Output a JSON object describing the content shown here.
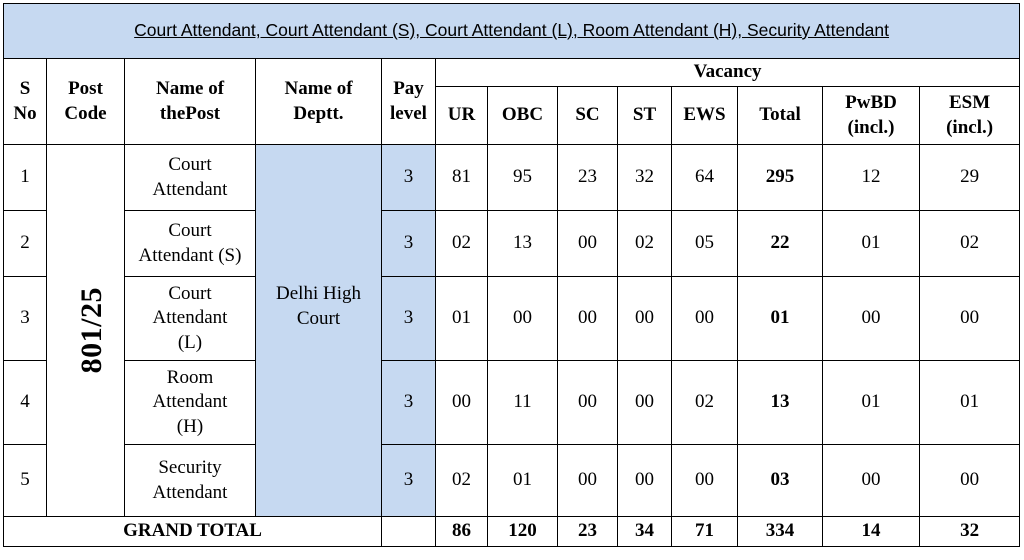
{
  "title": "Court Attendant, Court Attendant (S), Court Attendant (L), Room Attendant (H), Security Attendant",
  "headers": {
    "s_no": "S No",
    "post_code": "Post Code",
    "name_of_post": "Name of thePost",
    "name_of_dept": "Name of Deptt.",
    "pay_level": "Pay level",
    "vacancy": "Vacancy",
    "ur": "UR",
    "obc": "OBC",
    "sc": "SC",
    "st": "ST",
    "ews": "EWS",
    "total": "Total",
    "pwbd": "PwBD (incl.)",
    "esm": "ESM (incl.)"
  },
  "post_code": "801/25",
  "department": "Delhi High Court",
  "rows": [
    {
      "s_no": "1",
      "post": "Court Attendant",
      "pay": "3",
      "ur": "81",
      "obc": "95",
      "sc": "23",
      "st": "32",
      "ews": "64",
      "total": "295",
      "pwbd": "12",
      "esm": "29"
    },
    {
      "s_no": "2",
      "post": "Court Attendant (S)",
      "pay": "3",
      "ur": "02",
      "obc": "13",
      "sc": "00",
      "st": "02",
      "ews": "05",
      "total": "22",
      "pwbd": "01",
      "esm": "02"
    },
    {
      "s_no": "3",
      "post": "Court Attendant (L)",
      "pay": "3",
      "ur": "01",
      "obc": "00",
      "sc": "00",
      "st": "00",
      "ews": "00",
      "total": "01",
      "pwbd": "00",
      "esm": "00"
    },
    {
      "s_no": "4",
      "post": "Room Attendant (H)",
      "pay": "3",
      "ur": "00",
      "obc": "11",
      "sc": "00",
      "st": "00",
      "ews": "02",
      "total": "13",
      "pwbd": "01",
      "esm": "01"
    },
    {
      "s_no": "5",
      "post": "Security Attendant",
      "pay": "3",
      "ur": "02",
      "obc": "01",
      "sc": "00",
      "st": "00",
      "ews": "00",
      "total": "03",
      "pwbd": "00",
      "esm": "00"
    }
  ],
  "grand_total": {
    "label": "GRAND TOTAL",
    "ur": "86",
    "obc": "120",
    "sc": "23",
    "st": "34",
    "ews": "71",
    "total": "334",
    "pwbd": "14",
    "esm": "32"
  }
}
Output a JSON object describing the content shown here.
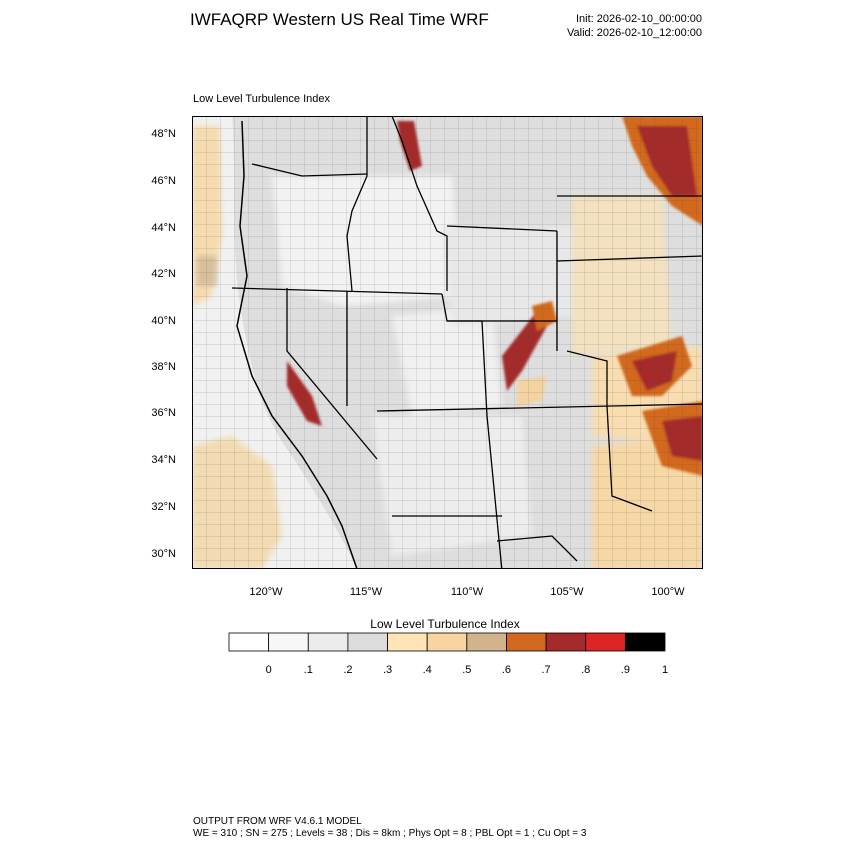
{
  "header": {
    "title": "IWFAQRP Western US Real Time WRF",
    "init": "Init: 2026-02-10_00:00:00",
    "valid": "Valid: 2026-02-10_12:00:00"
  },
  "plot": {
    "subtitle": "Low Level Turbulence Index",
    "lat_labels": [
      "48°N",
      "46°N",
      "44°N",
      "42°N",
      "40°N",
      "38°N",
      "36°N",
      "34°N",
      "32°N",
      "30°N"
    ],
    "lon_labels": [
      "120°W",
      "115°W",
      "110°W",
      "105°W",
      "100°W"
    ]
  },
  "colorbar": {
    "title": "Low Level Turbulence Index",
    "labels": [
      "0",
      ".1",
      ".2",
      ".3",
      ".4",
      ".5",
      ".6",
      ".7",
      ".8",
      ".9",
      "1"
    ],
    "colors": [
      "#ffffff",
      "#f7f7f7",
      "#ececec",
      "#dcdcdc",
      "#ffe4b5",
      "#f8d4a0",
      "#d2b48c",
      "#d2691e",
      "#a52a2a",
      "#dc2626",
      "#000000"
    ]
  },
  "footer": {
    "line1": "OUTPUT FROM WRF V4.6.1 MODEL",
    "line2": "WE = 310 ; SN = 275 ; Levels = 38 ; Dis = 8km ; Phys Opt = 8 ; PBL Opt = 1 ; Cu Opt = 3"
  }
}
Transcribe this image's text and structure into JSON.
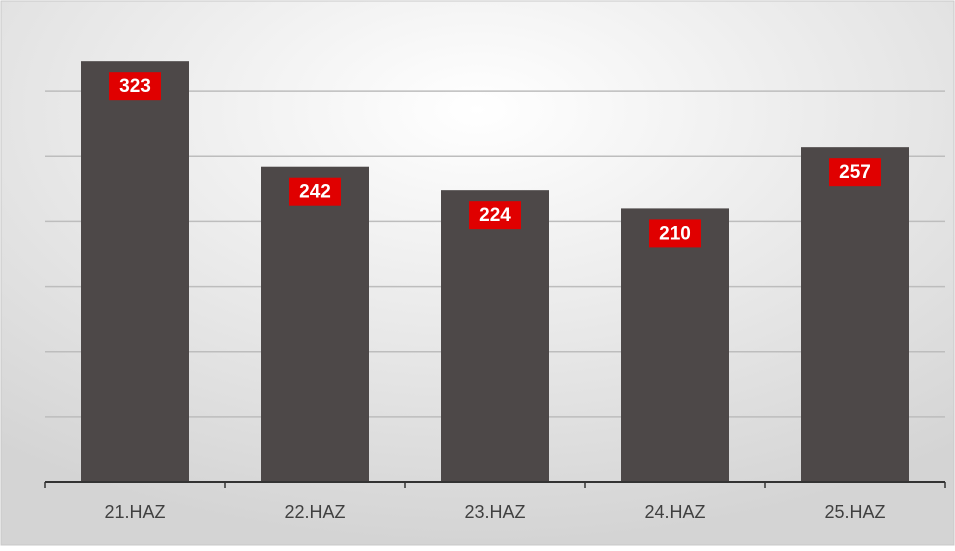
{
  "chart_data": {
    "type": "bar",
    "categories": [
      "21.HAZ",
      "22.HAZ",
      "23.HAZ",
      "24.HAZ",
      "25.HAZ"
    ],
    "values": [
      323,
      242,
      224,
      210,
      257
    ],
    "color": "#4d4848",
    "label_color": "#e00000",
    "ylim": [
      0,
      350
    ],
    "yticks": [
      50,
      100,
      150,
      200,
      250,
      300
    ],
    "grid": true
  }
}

(Your task)
Find the word "pwbd" in the material, then list each line that holds it.

(Exercise answer)
    "pwbd": "PwBD (incl.)",
      "pwbd": "12",
      "pwbd": "01",
      "pwbd": "00",
      "pwbd": "01",
      "pwbd": "00",
    "pwbd": "14",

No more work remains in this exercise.